DATASET CONTENT:
━━━━━━━━━━━━━━━━━━━━

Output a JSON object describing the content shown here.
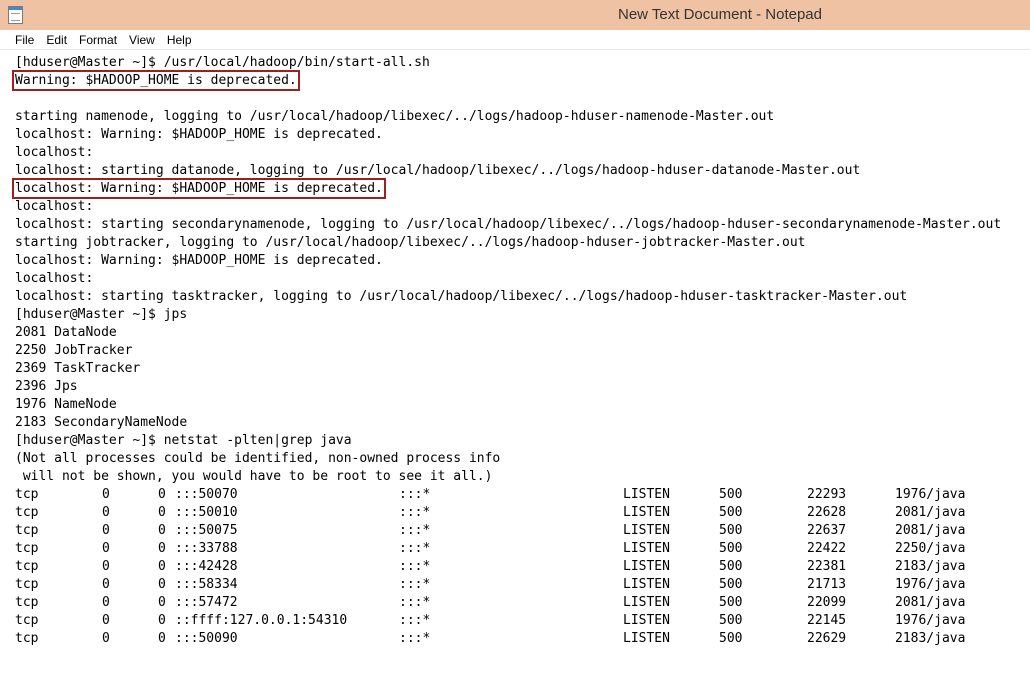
{
  "window": {
    "title": "New Text Document - Notepad",
    "icon": "notepad-icon"
  },
  "menu": [
    "File",
    "Edit",
    "Format",
    "View",
    "Help"
  ],
  "lines": [
    {
      "text": "[hduser@Master ~]$ /usr/local/hadoop/bin/start-all.sh",
      "highlight": false
    },
    {
      "text": "Warning: $HADOOP_HOME is deprecated.",
      "highlight": true
    },
    {
      "text": "",
      "highlight": false
    },
    {
      "text": "starting namenode, logging to /usr/local/hadoop/libexec/../logs/hadoop-hduser-namenode-Master.out",
      "highlight": false
    },
    {
      "text": "localhost: Warning: $HADOOP_HOME is deprecated.",
      "highlight": false
    },
    {
      "text": "localhost:",
      "highlight": false
    },
    {
      "text": "localhost: starting datanode, logging to /usr/local/hadoop/libexec/../logs/hadoop-hduser-datanode-Master.out",
      "highlight": false
    },
    {
      "text": "localhost: Warning: $HADOOP_HOME is deprecated.",
      "highlight": true
    },
    {
      "text": "localhost:",
      "highlight": false
    },
    {
      "text": "localhost: starting secondarynamenode, logging to /usr/local/hadoop/libexec/../logs/hadoop-hduser-secondarynamenode-Master.out",
      "highlight": false
    },
    {
      "text": "starting jobtracker, logging to /usr/local/hadoop/libexec/../logs/hadoop-hduser-jobtracker-Master.out",
      "highlight": false
    },
    {
      "text": "localhost: Warning: $HADOOP_HOME is deprecated.",
      "highlight": false
    },
    {
      "text": "localhost:",
      "highlight": false
    },
    {
      "text": "localhost: starting tasktracker, logging to /usr/local/hadoop/libexec/../logs/hadoop-hduser-tasktracker-Master.out",
      "highlight": false
    },
    {
      "text": "[hduser@Master ~]$ jps",
      "highlight": false
    },
    {
      "text": "2081 DataNode",
      "highlight": false
    },
    {
      "text": "2250 JobTracker",
      "highlight": false
    },
    {
      "text": "2369 TaskTracker",
      "highlight": false
    },
    {
      "text": "2396 Jps",
      "highlight": false
    },
    {
      "text": "1976 NameNode",
      "highlight": false
    },
    {
      "text": "2183 SecondaryNameNode",
      "highlight": false
    },
    {
      "text": "[hduser@Master ~]$ netstat -plten|grep java",
      "highlight": false
    },
    {
      "text": "(Not all processes could be identified, non-owned process info",
      "highlight": false
    },
    {
      "text": " will not be shown, you would have to be root to see it all.)",
      "highlight": false
    }
  ],
  "netstat": [
    {
      "proto": "tcp",
      "recvq": "0",
      "sendq": "0",
      "local": ":::50070",
      "foreign": ":::*",
      "state": "LISTEN",
      "user": "500",
      "inode": "22293",
      "program": "1976/java"
    },
    {
      "proto": "tcp",
      "recvq": "0",
      "sendq": "0",
      "local": ":::50010",
      "foreign": ":::*",
      "state": "LISTEN",
      "user": "500",
      "inode": "22628",
      "program": "2081/java"
    },
    {
      "proto": "tcp",
      "recvq": "0",
      "sendq": "0",
      "local": ":::50075",
      "foreign": ":::*",
      "state": "LISTEN",
      "user": "500",
      "inode": "22637",
      "program": "2081/java"
    },
    {
      "proto": "tcp",
      "recvq": "0",
      "sendq": "0",
      "local": ":::33788",
      "foreign": ":::*",
      "state": "LISTEN",
      "user": "500",
      "inode": "22422",
      "program": "2250/java"
    },
    {
      "proto": "tcp",
      "recvq": "0",
      "sendq": "0",
      "local": ":::42428",
      "foreign": ":::*",
      "state": "LISTEN",
      "user": "500",
      "inode": "22381",
      "program": "2183/java"
    },
    {
      "proto": "tcp",
      "recvq": "0",
      "sendq": "0",
      "local": ":::58334",
      "foreign": ":::*",
      "state": "LISTEN",
      "user": "500",
      "inode": "21713",
      "program": "1976/java"
    },
    {
      "proto": "tcp",
      "recvq": "0",
      "sendq": "0",
      "local": ":::57472",
      "foreign": ":::*",
      "state": "LISTEN",
      "user": "500",
      "inode": "22099",
      "program": "2081/java"
    },
    {
      "proto": "tcp",
      "recvq": "0",
      "sendq": "0",
      "local": "::ffff:127.0.0.1:54310",
      "foreign": ":::*",
      "state": "LISTEN",
      "user": "500",
      "inode": "22145",
      "program": "1976/java"
    },
    {
      "proto": "tcp",
      "recvq": "0",
      "sendq": "0",
      "local": ":::50090",
      "foreign": ":::*",
      "state": "LISTEN",
      "user": "500",
      "inode": "22629",
      "program": "2183/java"
    }
  ],
  "colors": {
    "titlebar": "#f0c2a4",
    "highlight_border": "#9e1f1f"
  }
}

━━━━━━━━━━━━━━━━━━━━

JOB: Skip the pictures and transcribe the rest of the records exactly.

ANSWER BELOW:
Output a JSON object describing the content shown here.
{
  "window": {
    "title": "New Text Document - Notepad",
    "icon": "notepad-icon"
  },
  "menu": [
    "File",
    "Edit",
    "Format",
    "View",
    "Help"
  ],
  "lines": [
    {
      "text": "[hduser@Master ~]$ /usr/local/hadoop/bin/start-all.sh",
      "highlight": false
    },
    {
      "text": "Warning: $HADOOP_HOME is deprecated.",
      "highlight": true
    },
    {
      "text": "",
      "highlight": false
    },
    {
      "text": "starting namenode, logging to /usr/local/hadoop/libexec/../logs/hadoop-hduser-namenode-Master.out",
      "highlight": false
    },
    {
      "text": "localhost: Warning: $HADOOP_HOME is deprecated.",
      "highlight": false
    },
    {
      "text": "localhost:",
      "highlight": false
    },
    {
      "text": "localhost: starting datanode, logging to /usr/local/hadoop/libexec/../logs/hadoop-hduser-datanode-Master.out",
      "highlight": false
    },
    {
      "text": "localhost: Warning: $HADOOP_HOME is deprecated.",
      "highlight": true
    },
    {
      "text": "localhost:",
      "highlight": false
    },
    {
      "text": "localhost: starting secondarynamenode, logging to /usr/local/hadoop/libexec/../logs/hadoop-hduser-secondarynamenode-Master.out",
      "highlight": false
    },
    {
      "text": "starting jobtracker, logging to /usr/local/hadoop/libexec/../logs/hadoop-hduser-jobtracker-Master.out",
      "highlight": false
    },
    {
      "text": "localhost: Warning: $HADOOP_HOME is deprecated.",
      "highlight": false
    },
    {
      "text": "localhost:",
      "highlight": false
    },
    {
      "text": "localhost: starting tasktracker, logging to /usr/local/hadoop/libexec/../logs/hadoop-hduser-tasktracker-Master.out",
      "highlight": false
    },
    {
      "text": "[hduser@Master ~]$ jps",
      "highlight": false
    },
    {
      "text": "2081 DataNode",
      "highlight": false
    },
    {
      "text": "2250 JobTracker",
      "highlight": false
    },
    {
      "text": "2369 TaskTracker",
      "highlight": false
    },
    {
      "text": "2396 Jps",
      "highlight": false
    },
    {
      "text": "1976 NameNode",
      "highlight": false
    },
    {
      "text": "2183 SecondaryNameNode",
      "highlight": false
    },
    {
      "text": "[hduser@Master ~]$ netstat -plten|grep java",
      "highlight": false
    },
    {
      "text": "(Not all processes could be identified, non-owned process info",
      "highlight": false
    },
    {
      "text": " will not be shown, you would have to be root to see it all.)",
      "highlight": false
    }
  ],
  "netstat": [
    {
      "proto": "tcp",
      "recvq": "0",
      "sendq": "0",
      "local": ":::50070",
      "foreign": ":::*",
      "state": "LISTEN",
      "user": "500",
      "inode": "22293",
      "program": "1976/java"
    },
    {
      "proto": "tcp",
      "recvq": "0",
      "sendq": "0",
      "local": ":::50010",
      "foreign": ":::*",
      "state": "LISTEN",
      "user": "500",
      "inode": "22628",
      "program": "2081/java"
    },
    {
      "proto": "tcp",
      "recvq": "0",
      "sendq": "0",
      "local": ":::50075",
      "foreign": ":::*",
      "state": "LISTEN",
      "user": "500",
      "inode": "22637",
      "program": "2081/java"
    },
    {
      "proto": "tcp",
      "recvq": "0",
      "sendq": "0",
      "local": ":::33788",
      "foreign": ":::*",
      "state": "LISTEN",
      "user": "500",
      "inode": "22422",
      "program": "2250/java"
    },
    {
      "proto": "tcp",
      "recvq": "0",
      "sendq": "0",
      "local": ":::42428",
      "foreign": ":::*",
      "state": "LISTEN",
      "user": "500",
      "inode": "22381",
      "program": "2183/java"
    },
    {
      "proto": "tcp",
      "recvq": "0",
      "sendq": "0",
      "local": ":::58334",
      "foreign": ":::*",
      "state": "LISTEN",
      "user": "500",
      "inode": "21713",
      "program": "1976/java"
    },
    {
      "proto": "tcp",
      "recvq": "0",
      "sendq": "0",
      "local": ":::57472",
      "foreign": ":::*",
      "state": "LISTEN",
      "user": "500",
      "inode": "22099",
      "program": "2081/java"
    },
    {
      "proto": "tcp",
      "recvq": "0",
      "sendq": "0",
      "local": "::ffff:127.0.0.1:54310",
      "foreign": ":::*",
      "state": "LISTEN",
      "user": "500",
      "inode": "22145",
      "program": "1976/java"
    },
    {
      "proto": "tcp",
      "recvq": "0",
      "sendq": "0",
      "local": ":::50090",
      "foreign": ":::*",
      "state": "LISTEN",
      "user": "500",
      "inode": "22629",
      "program": "2183/java"
    }
  ],
  "colors": {
    "titlebar": "#f0c2a4",
    "highlight_border": "#9e1f1f"
  }
}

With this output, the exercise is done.